Could you change every "data-point" in the lines below to "plot-marker", keep everything else identical, and leave the pictures out of your answer?
- - - -
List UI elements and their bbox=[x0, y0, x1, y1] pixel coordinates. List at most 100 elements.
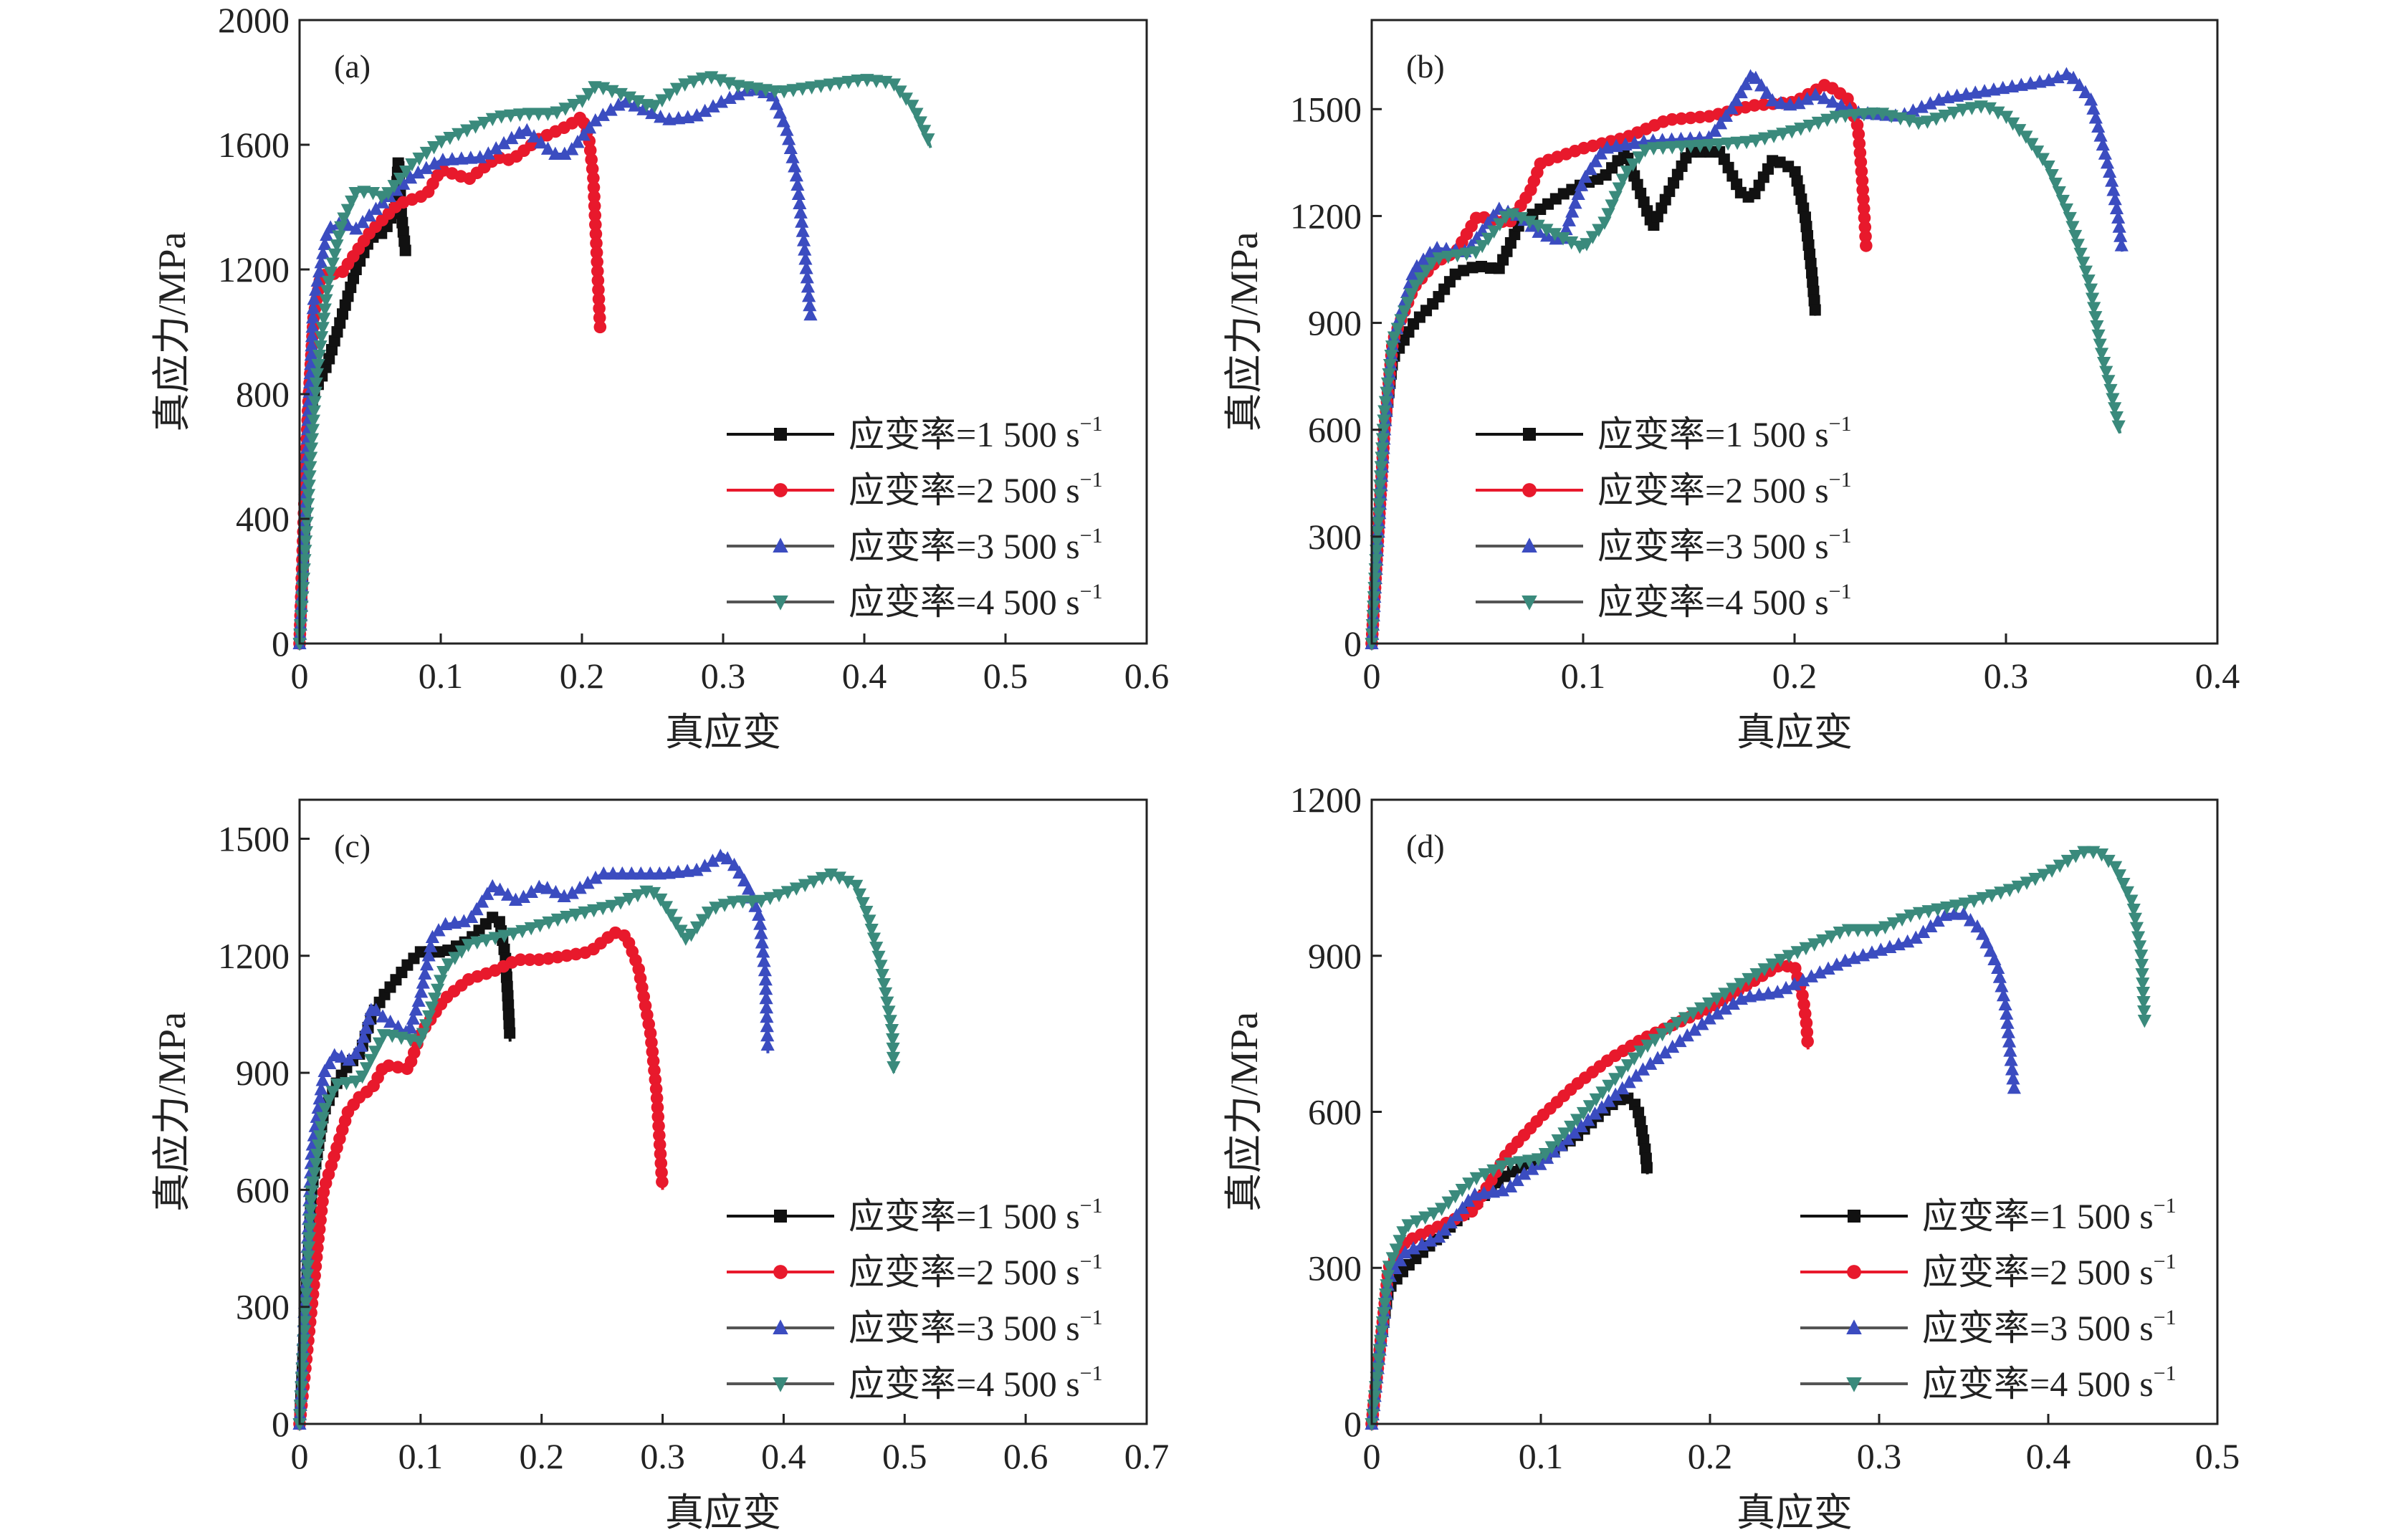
data-point bbox=[680, 864, 694, 877]
legend-label-main: 应变率=3 500 s bbox=[1922, 1308, 2154, 1348]
data-point bbox=[1632, 151, 1646, 165]
legend-label-superscript: −1 bbox=[1080, 1306, 1103, 1329]
data-point bbox=[880, 996, 894, 1010]
data-point bbox=[605, 899, 619, 914]
panel-label: (a) bbox=[334, 48, 371, 85]
data-point bbox=[1583, 161, 1597, 176]
data-point bbox=[502, 990, 514, 1002]
data-point bbox=[2077, 846, 2091, 859]
data-point bbox=[1418, 1211, 1433, 1225]
data-point bbox=[522, 107, 537, 121]
data-point bbox=[1991, 960, 2005, 975]
data-point bbox=[1634, 1116, 1646, 1128]
data-point bbox=[886, 1042, 900, 1056]
data-point bbox=[1406, 1241, 1420, 1255]
data-point bbox=[315, 331, 329, 345]
data-point bbox=[1513, 1156, 1527, 1170]
data-point bbox=[298, 1306, 312, 1320]
data-point bbox=[2105, 173, 2119, 187]
data-point bbox=[772, 889, 786, 903]
data-point bbox=[655, 1166, 668, 1180]
data-point bbox=[427, 156, 441, 170]
data-point bbox=[464, 909, 479, 923]
y-tick-label: 600 bbox=[236, 1170, 290, 1210]
y-tick-label: 1200 bbox=[218, 936, 290, 976]
legend-square-marker-icon bbox=[774, 428, 787, 441]
data-point bbox=[624, 866, 639, 880]
data-point bbox=[500, 971, 512, 983]
data-point bbox=[1938, 110, 1952, 123]
x-axis-label: 真应变 bbox=[665, 711, 781, 754]
data-point bbox=[2083, 92, 2098, 106]
data-point bbox=[1801, 1035, 1814, 1048]
data-point bbox=[1631, 178, 1643, 191]
data-point bbox=[424, 1001, 439, 1015]
data-point bbox=[1608, 1087, 1623, 1101]
data-point bbox=[1795, 193, 1807, 205]
data-point bbox=[813, 80, 828, 93]
data-point bbox=[342, 290, 354, 302]
data-point bbox=[1809, 304, 1821, 316]
legend-label: 应变率=1 500 s−1 bbox=[1922, 1194, 2177, 1236]
data-point bbox=[1800, 221, 1812, 233]
data-point bbox=[732, 865, 747, 879]
data-point bbox=[1841, 924, 1855, 937]
data-point bbox=[1462, 1177, 1476, 1191]
data-point bbox=[1370, 535, 1384, 549]
data-point bbox=[445, 152, 459, 166]
legend-triangle-down-marker-icon bbox=[773, 596, 788, 611]
data-point bbox=[1648, 1033, 1662, 1048]
data-point bbox=[2134, 959, 2149, 972]
data-point bbox=[1384, 350, 1398, 363]
data-point bbox=[815, 871, 830, 886]
data-point bbox=[1522, 1154, 1537, 1168]
data-point bbox=[1995, 979, 2009, 993]
data-point bbox=[1382, 368, 1396, 382]
y-tick-label: 0 bbox=[272, 1404, 290, 1444]
data-point bbox=[1800, 1016, 1813, 1030]
data-point bbox=[1459, 247, 1474, 262]
legend-label-superscript: −1 bbox=[1080, 1250, 1103, 1273]
data-point bbox=[1684, 111, 1697, 125]
data-point bbox=[1441, 1196, 1456, 1210]
data-point bbox=[576, 128, 591, 141]
data-point bbox=[1770, 985, 1785, 998]
data-point bbox=[1565, 204, 1580, 218]
data-point bbox=[805, 81, 819, 95]
data-point bbox=[785, 150, 800, 163]
data-point bbox=[722, 90, 737, 105]
data-point bbox=[871, 950, 886, 965]
data-point bbox=[887, 78, 902, 92]
data-point bbox=[1557, 1127, 1572, 1141]
legend-label-superscript: −1 bbox=[1829, 580, 1852, 603]
data-point bbox=[653, 1129, 666, 1142]
data-point bbox=[589, 218, 602, 231]
data-point bbox=[1396, 1226, 1410, 1240]
data-point bbox=[671, 864, 685, 879]
data-point bbox=[796, 224, 810, 237]
data-point bbox=[582, 120, 597, 134]
data-point bbox=[1702, 139, 1716, 153]
data-point bbox=[1857, 108, 1871, 122]
data-point bbox=[1371, 507, 1385, 521]
data-point bbox=[1802, 230, 1814, 242]
data-point bbox=[852, 888, 867, 902]
x-axis-label: 真应变 bbox=[1737, 711, 1853, 754]
data-point bbox=[497, 135, 511, 150]
data-point bbox=[1576, 1106, 1591, 1121]
data-point bbox=[312, 1223, 326, 1236]
data-point bbox=[1759, 85, 1774, 99]
data-point bbox=[540, 141, 555, 155]
data-point bbox=[798, 879, 812, 892]
data-point bbox=[1581, 1112, 1595, 1127]
data-point bbox=[1434, 1202, 1449, 1216]
data-point bbox=[473, 150, 487, 163]
data-point bbox=[655, 94, 669, 107]
data-point bbox=[2020, 876, 2034, 890]
data-point bbox=[1829, 110, 1843, 124]
data-point bbox=[1808, 87, 1823, 101]
data-point bbox=[308, 386, 323, 401]
data-point bbox=[1651, 1051, 1665, 1064]
data-point bbox=[1432, 1229, 1446, 1243]
legend-label-main: 应变率=4 500 s bbox=[1597, 582, 1829, 622]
- - - -
• **Solution**
List UI elements and their bbox=[x0, y0, x1, y1] pixel coordinates. List at most 100 elements.
plot-marker bbox=[680, 864, 694, 877]
legend-label-main: 应变率=3 500 s bbox=[1922, 1308, 2154, 1348]
plot-marker bbox=[1632, 151, 1646, 165]
legend-label-superscript: −1 bbox=[1080, 1306, 1103, 1329]
plot-marker bbox=[880, 996, 894, 1010]
plot-marker bbox=[605, 899, 619, 914]
panel-label: (a) bbox=[334, 48, 371, 85]
plot-marker bbox=[1583, 161, 1597, 176]
plot-marker bbox=[502, 990, 514, 1002]
plot-marker bbox=[2077, 846, 2091, 859]
plot-marker bbox=[1418, 1211, 1433, 1225]
plot-marker bbox=[522, 107, 537, 121]
plot-marker bbox=[1991, 960, 2005, 975]
plot-marker bbox=[1634, 1116, 1646, 1128]
plot-marker bbox=[886, 1042, 900, 1056]
plot-marker bbox=[1406, 1241, 1420, 1255]
plot-marker bbox=[315, 331, 329, 345]
plot-marker bbox=[1513, 1156, 1527, 1170]
plot-marker bbox=[298, 1306, 312, 1320]
plot-marker bbox=[2105, 173, 2119, 187]
plot-marker bbox=[772, 889, 786, 903]
plot-marker bbox=[655, 1166, 668, 1180]
plot-marker bbox=[427, 156, 441, 170]
plot-marker bbox=[464, 909, 479, 923]
y-tick-label: 600 bbox=[236, 1170, 290, 1210]
y-tick-label: 1200 bbox=[218, 936, 290, 976]
legend-square-marker-icon bbox=[774, 428, 787, 441]
plot-marker bbox=[624, 866, 639, 880]
plot-marker bbox=[500, 971, 512, 983]
plot-marker bbox=[1938, 110, 1952, 123]
x-axis-label: 真应变 bbox=[665, 711, 781, 754]
plot-marker bbox=[2083, 92, 2098, 106]
plot-marker bbox=[1801, 1035, 1814, 1048]
plot-marker bbox=[1631, 178, 1643, 191]
plot-marker bbox=[424, 1001, 439, 1015]
plot-marker bbox=[1608, 1087, 1623, 1101]
plot-marker bbox=[1795, 193, 1807, 205]
plot-marker bbox=[813, 80, 828, 93]
plot-marker bbox=[342, 290, 354, 302]
plot-marker bbox=[1809, 304, 1821, 316]
legend-label: 应变率=1 500 s−1 bbox=[1922, 1194, 2177, 1236]
plot-marker bbox=[1800, 221, 1812, 233]
plot-marker bbox=[732, 865, 747, 879]
plot-marker bbox=[1841, 924, 1855, 937]
plot-marker bbox=[1462, 1177, 1476, 1191]
plot-marker bbox=[1370, 535, 1384, 549]
plot-marker bbox=[445, 152, 459, 166]
legend-triangle-down-marker-icon bbox=[773, 596, 788, 611]
plot-marker bbox=[1648, 1033, 1662, 1048]
plot-marker bbox=[2134, 959, 2149, 972]
plot-marker bbox=[1384, 350, 1398, 363]
plot-marker bbox=[815, 871, 830, 886]
plot-marker bbox=[1522, 1154, 1537, 1168]
plot-marker bbox=[1995, 979, 2009, 993]
plot-marker bbox=[1382, 368, 1396, 382]
y-tick-label: 0 bbox=[272, 1404, 290, 1444]
plot-marker bbox=[1800, 1016, 1813, 1030]
plot-marker bbox=[1459, 247, 1474, 262]
legend-label-superscript: −1 bbox=[1080, 1250, 1103, 1273]
plot-marker bbox=[1684, 111, 1697, 125]
plot-marker bbox=[1441, 1196, 1456, 1210]
plot-marker bbox=[576, 128, 591, 141]
plot-marker bbox=[1770, 985, 1785, 998]
plot-marker bbox=[1565, 204, 1580, 218]
plot-marker bbox=[805, 81, 819, 95]
plot-marker bbox=[785, 150, 800, 163]
plot-marker bbox=[722, 90, 737, 105]
plot-marker bbox=[871, 950, 886, 965]
plot-marker bbox=[887, 78, 902, 92]
plot-marker bbox=[1557, 1127, 1572, 1141]
legend-label-superscript: −1 bbox=[1829, 580, 1852, 603]
plot-marker bbox=[653, 1129, 666, 1142]
plot-marker bbox=[589, 218, 602, 231]
plot-marker bbox=[1396, 1226, 1410, 1240]
plot-marker bbox=[671, 864, 685, 879]
plot-marker bbox=[796, 224, 810, 237]
plot-marker bbox=[582, 120, 597, 134]
plot-marker bbox=[1702, 139, 1716, 153]
plot-marker bbox=[1857, 108, 1871, 122]
plot-marker bbox=[1371, 507, 1385, 521]
plot-marker bbox=[1802, 230, 1814, 242]
plot-marker bbox=[852, 888, 867, 902]
x-axis-label: 真应变 bbox=[1737, 711, 1853, 754]
plot-marker bbox=[497, 135, 511, 150]
plot-marker bbox=[1576, 1106, 1591, 1121]
plot-marker bbox=[312, 1223, 326, 1236]
plot-marker bbox=[1759, 85, 1774, 99]
plot-marker bbox=[540, 141, 555, 155]
plot-marker bbox=[798, 879, 812, 892]
plot-marker bbox=[1581, 1112, 1595, 1127]
plot-marker bbox=[1434, 1202, 1449, 1216]
plot-marker bbox=[473, 150, 487, 163]
plot-marker bbox=[655, 94, 669, 107]
plot-marker bbox=[2020, 876, 2034, 890]
plot-marker bbox=[1829, 110, 1843, 124]
plot-marker bbox=[1808, 87, 1823, 101]
plot-marker bbox=[308, 386, 323, 401]
plot-marker bbox=[1651, 1051, 1665, 1064]
plot-marker bbox=[1432, 1229, 1446, 1243]
legend-label-main: 应变率=4 500 s bbox=[1597, 582, 1829, 622]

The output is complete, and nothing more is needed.